- **Short task**
Print the listing unchanged, from its first line through the line containing "quoted-tweet-body: There are", including that line.
— Start of Given records —
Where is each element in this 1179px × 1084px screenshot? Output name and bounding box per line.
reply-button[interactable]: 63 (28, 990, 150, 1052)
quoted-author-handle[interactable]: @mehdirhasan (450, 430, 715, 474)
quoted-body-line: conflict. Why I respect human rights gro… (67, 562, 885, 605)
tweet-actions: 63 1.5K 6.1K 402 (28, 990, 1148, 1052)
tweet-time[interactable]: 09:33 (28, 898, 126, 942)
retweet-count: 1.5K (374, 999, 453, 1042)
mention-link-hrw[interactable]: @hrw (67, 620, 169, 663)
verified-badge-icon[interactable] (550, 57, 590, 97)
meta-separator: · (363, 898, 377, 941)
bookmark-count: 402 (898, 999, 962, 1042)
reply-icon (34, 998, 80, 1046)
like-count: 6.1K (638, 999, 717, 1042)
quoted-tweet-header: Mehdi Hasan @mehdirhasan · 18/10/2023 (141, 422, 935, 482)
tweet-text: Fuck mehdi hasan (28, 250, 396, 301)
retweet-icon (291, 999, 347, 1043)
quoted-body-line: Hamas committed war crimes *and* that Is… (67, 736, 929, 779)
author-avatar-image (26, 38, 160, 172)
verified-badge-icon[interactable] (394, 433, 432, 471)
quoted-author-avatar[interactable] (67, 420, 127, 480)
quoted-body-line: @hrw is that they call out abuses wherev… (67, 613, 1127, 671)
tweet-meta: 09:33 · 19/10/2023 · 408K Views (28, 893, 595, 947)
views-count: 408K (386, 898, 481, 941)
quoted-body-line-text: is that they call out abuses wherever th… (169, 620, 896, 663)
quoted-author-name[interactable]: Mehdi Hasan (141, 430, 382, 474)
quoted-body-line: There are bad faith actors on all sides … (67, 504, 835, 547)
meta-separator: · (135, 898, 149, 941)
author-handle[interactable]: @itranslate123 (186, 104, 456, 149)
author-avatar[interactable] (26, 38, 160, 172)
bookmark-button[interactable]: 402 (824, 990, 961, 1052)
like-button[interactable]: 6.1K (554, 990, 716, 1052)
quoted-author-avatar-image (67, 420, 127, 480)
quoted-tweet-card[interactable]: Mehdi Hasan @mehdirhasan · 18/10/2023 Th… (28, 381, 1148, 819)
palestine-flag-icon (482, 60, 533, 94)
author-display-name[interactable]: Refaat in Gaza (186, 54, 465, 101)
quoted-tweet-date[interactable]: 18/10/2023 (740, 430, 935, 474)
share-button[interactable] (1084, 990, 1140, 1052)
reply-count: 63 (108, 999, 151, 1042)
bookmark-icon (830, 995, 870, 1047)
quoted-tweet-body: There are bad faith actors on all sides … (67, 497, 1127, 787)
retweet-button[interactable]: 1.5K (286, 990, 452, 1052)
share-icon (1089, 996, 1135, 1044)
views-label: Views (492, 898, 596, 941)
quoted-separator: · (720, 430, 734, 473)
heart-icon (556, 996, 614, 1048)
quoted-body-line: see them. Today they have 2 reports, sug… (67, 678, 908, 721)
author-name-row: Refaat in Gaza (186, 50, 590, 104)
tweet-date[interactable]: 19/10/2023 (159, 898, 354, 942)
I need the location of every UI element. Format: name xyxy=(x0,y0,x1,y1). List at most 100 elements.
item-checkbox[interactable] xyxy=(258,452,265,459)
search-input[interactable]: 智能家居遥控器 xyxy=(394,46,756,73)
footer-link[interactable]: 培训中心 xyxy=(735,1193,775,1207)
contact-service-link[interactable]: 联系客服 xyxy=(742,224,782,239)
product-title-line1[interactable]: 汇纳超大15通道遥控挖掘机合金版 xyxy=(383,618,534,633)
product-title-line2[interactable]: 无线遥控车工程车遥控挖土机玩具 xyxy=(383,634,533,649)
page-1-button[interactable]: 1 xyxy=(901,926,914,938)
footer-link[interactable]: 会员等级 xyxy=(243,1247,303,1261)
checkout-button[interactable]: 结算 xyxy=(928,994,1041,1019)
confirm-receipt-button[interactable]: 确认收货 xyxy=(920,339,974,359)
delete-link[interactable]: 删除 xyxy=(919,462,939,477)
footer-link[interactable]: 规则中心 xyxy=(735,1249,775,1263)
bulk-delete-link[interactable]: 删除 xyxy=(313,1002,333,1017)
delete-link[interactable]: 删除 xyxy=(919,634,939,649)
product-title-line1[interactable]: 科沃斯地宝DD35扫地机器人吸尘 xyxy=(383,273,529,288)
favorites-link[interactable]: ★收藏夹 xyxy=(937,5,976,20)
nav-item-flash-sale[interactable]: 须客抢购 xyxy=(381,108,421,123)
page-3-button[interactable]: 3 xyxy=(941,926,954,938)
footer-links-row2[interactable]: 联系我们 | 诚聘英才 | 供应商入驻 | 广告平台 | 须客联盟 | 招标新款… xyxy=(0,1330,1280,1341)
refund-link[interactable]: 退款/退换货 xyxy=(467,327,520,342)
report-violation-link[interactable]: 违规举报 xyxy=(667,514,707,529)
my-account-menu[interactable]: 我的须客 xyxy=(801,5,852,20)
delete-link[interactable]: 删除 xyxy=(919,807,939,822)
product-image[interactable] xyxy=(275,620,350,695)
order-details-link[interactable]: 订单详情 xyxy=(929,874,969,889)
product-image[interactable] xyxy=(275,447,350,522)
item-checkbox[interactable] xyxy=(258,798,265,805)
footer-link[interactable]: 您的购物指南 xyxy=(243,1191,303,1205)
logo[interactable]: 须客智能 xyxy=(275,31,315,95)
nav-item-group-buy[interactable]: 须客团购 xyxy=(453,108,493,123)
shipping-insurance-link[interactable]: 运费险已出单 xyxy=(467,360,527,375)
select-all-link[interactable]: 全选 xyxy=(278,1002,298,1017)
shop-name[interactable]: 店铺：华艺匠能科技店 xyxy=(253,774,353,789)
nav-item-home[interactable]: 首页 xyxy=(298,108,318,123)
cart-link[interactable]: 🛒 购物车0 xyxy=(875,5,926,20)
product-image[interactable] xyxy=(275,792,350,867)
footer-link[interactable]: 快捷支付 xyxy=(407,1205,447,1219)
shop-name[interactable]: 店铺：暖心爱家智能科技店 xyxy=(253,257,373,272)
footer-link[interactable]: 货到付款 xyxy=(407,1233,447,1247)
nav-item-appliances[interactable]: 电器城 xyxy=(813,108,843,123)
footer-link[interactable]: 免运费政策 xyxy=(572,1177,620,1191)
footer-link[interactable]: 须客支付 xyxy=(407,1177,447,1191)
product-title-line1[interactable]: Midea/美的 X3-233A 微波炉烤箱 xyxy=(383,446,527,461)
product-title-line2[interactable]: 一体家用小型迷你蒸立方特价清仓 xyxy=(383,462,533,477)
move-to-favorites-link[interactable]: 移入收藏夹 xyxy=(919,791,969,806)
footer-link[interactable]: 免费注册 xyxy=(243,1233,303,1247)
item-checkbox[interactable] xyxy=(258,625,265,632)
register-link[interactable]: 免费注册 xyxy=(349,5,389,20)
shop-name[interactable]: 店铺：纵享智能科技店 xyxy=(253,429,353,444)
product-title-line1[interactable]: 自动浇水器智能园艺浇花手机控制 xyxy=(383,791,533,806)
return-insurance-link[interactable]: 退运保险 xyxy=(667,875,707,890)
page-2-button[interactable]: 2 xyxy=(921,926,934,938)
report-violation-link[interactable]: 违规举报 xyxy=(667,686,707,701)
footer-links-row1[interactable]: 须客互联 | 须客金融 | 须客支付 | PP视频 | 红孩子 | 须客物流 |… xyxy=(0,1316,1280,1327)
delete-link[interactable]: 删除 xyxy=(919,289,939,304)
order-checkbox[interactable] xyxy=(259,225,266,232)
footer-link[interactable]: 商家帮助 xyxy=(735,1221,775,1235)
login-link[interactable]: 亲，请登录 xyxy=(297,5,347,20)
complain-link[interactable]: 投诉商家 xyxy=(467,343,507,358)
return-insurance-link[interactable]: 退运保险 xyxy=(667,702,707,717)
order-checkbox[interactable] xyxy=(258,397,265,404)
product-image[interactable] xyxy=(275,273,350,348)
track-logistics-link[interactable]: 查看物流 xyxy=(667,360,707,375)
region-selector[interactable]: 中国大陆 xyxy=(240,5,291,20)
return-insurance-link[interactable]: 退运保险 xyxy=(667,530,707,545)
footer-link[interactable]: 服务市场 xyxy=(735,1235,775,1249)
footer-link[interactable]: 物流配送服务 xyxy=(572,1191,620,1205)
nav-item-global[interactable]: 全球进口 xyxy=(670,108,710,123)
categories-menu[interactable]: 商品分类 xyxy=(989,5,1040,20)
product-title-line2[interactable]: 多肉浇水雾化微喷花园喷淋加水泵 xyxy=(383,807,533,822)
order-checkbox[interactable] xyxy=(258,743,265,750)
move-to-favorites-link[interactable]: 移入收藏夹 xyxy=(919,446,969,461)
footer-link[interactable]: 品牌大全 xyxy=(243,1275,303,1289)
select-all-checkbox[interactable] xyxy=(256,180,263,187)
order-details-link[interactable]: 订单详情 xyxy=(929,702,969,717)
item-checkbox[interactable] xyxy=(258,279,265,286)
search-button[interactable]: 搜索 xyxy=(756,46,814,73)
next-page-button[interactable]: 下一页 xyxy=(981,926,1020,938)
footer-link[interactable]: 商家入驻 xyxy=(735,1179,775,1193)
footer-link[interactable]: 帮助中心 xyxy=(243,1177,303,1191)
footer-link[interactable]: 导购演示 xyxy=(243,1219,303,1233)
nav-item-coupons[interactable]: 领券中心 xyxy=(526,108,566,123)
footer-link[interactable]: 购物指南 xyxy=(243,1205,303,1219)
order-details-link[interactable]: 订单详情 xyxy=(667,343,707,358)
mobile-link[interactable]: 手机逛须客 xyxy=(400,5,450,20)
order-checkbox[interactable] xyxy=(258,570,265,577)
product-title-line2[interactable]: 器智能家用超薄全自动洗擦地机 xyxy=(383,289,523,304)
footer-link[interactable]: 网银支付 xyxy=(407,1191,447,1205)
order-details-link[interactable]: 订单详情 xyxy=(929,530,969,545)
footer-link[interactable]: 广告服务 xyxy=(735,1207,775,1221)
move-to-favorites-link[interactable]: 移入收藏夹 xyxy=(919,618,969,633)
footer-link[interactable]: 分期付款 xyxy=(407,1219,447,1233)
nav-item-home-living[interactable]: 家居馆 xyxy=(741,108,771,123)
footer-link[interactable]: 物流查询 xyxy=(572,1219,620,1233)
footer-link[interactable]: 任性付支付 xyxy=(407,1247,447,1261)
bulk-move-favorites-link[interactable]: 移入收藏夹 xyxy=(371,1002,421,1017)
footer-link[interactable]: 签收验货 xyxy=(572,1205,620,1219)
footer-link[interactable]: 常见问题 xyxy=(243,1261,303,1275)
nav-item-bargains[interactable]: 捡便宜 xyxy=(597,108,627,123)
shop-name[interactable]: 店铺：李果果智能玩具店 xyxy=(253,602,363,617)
— End of Given records —
- **Written response**
Where is each element in this 1179px × 1084px screenshot? Output name and bounding box per line.
reply-button[interactable]: 63 (28, 990, 150, 1052)
quoted-author-handle[interactable]: @mehdirhasan (450, 430, 715, 474)
quoted-body-line: conflict. Why I respect human rights gro… (67, 562, 885, 605)
tweet-actions: 63 1.5K 6.1K 402 (28, 990, 1148, 1052)
tweet-time[interactable]: 09:33 (28, 898, 126, 942)
retweet-count: 1.5K (374, 999, 453, 1042)
mention-link-hrw[interactable]: @hrw (67, 620, 169, 663)
verified-badge-icon[interactable] (550, 57, 590, 97)
meta-separator: · (363, 898, 377, 941)
bookmark-count: 402 (898, 999, 962, 1042)
reply-icon (34, 998, 80, 1046)
like-count: 6.1K (638, 999, 717, 1042)
quoted-tweet-header: Mehdi Hasan @mehdirhasan · 18/10/2023 (141, 422, 935, 482)
tweet-text: Fuck mehdi hasan (28, 250, 396, 301)
retweet-icon (291, 999, 347, 1043)
quoted-body-line: Hamas committed war crimes *and* that Is… (67, 736, 929, 779)
author-avatar-image (26, 38, 160, 172)
verified-badge-icon[interactable] (394, 433, 432, 471)
quoted-author-avatar[interactable] (67, 420, 127, 480)
quoted-body-line: @hrw is that they call out abuses wherev… (67, 613, 1127, 671)
tweet-meta: 09:33 · 19/10/2023 · 408K Views (28, 893, 595, 947)
views-count: 408K (386, 898, 481, 941)
quoted-body-line-text: is that they call out abuses wherever th… (169, 620, 896, 663)
quoted-author-name[interactable]: Mehdi Hasan (141, 430, 382, 474)
quoted-body-line: There are bad faith actors on all sides … (67, 504, 835, 547)
meta-separator: · (135, 898, 149, 941)
author-handle[interactable]: @itranslate123 (186, 104, 456, 149)
author-avatar[interactable] (26, 38, 160, 172)
bookmark-button[interactable]: 402 (824, 990, 961, 1052)
like-button[interactable]: 6.1K (554, 990, 716, 1052)
quoted-author-avatar-image (67, 420, 127, 480)
quoted-tweet-card[interactable]: Mehdi Hasan @mehdirhasan · 18/10/2023 Th… (28, 381, 1148, 819)
palestine-flag-icon (482, 60, 533, 94)
author-display-name[interactable]: Refaat in Gaza (186, 54, 465, 101)
quoted-tweet-date[interactable]: 18/10/2023 (740, 430, 935, 474)
share-button[interactable] (1084, 990, 1140, 1052)
reply-count: 63 (108, 999, 151, 1042)
bookmark-icon (830, 995, 870, 1047)
quoted-tweet-body: There are bad faith actors on all sides … (67, 497, 1127, 787)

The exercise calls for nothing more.